* **TASK MATERIAL**:
---+---

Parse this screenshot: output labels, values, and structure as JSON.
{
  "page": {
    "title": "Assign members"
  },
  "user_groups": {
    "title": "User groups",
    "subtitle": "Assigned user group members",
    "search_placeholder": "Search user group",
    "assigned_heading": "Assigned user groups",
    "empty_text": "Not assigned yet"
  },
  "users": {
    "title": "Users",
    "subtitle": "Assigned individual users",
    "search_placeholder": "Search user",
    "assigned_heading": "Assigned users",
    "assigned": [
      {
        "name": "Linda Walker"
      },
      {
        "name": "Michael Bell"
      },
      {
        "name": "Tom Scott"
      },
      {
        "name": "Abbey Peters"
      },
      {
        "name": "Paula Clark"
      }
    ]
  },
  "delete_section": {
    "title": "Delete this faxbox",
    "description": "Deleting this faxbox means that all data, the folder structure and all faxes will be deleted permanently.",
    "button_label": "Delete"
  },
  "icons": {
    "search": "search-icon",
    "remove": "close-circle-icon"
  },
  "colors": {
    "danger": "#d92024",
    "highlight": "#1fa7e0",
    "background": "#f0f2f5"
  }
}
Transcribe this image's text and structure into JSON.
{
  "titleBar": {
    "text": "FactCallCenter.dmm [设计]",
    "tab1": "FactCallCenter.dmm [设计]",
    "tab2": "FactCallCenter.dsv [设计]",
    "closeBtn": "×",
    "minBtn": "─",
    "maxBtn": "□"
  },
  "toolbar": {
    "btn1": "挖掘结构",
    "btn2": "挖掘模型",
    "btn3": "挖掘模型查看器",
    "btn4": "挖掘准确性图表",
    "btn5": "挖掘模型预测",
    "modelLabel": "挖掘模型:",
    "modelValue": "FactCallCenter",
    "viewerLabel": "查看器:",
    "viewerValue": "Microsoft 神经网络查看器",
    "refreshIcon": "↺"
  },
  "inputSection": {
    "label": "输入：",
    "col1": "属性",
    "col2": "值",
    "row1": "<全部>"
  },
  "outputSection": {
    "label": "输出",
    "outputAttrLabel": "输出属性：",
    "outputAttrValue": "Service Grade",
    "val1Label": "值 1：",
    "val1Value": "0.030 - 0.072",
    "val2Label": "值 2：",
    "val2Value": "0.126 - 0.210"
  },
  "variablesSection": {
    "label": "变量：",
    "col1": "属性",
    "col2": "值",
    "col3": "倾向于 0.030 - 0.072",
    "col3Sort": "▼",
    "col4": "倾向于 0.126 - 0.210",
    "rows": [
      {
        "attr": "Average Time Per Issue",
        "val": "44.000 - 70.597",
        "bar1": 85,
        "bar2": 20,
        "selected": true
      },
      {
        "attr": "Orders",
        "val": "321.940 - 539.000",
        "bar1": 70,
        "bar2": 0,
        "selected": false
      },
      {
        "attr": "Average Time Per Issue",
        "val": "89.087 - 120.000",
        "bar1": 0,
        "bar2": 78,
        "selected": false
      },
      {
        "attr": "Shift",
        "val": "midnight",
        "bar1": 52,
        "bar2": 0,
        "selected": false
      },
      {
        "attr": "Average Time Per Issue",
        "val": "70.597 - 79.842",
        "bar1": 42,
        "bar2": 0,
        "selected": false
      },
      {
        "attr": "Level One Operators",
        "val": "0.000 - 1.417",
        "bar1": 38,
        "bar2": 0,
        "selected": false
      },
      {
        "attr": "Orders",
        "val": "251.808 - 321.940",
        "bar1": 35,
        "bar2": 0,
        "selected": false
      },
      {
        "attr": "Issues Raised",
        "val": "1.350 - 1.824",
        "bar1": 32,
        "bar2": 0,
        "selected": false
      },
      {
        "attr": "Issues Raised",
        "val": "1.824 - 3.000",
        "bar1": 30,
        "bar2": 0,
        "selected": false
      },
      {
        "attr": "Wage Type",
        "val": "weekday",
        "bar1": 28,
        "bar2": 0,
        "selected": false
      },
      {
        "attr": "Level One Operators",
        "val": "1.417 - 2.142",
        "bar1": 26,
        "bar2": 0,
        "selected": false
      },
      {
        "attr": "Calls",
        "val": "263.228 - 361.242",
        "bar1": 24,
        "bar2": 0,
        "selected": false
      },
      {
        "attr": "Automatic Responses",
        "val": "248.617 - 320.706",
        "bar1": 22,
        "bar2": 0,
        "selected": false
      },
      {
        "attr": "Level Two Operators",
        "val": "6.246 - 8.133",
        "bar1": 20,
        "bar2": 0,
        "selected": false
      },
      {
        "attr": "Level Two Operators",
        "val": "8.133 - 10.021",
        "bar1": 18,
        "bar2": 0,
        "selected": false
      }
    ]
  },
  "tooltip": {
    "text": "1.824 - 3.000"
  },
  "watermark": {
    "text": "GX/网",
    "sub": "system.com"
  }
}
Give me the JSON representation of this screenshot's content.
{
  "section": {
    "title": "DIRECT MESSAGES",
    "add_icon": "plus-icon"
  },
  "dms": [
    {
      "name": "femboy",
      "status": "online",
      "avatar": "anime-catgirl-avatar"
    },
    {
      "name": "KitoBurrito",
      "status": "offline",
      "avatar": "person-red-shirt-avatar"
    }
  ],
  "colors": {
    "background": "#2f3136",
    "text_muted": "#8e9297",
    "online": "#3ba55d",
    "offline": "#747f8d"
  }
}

---+---

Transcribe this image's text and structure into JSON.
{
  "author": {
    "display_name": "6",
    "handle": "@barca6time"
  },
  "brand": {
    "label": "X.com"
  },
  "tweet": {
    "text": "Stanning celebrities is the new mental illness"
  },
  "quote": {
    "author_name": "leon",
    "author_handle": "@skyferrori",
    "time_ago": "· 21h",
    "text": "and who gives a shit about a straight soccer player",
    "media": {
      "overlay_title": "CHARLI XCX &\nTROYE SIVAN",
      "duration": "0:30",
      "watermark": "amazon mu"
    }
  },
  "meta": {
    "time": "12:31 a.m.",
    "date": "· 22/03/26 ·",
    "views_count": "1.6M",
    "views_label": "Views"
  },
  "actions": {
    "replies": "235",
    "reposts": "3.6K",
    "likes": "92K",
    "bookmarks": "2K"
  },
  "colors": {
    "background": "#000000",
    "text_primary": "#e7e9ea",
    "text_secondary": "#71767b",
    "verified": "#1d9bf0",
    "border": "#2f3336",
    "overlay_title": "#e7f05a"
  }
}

---+---

* **DIRECTION**: Scan the material above for the string "screenshot" and return the lines that hold it.

* **TASK RESPONSE**:
Parse this screenshot: output labels, values, and structure as JSON.
Give me the JSON representation of this screenshot's content.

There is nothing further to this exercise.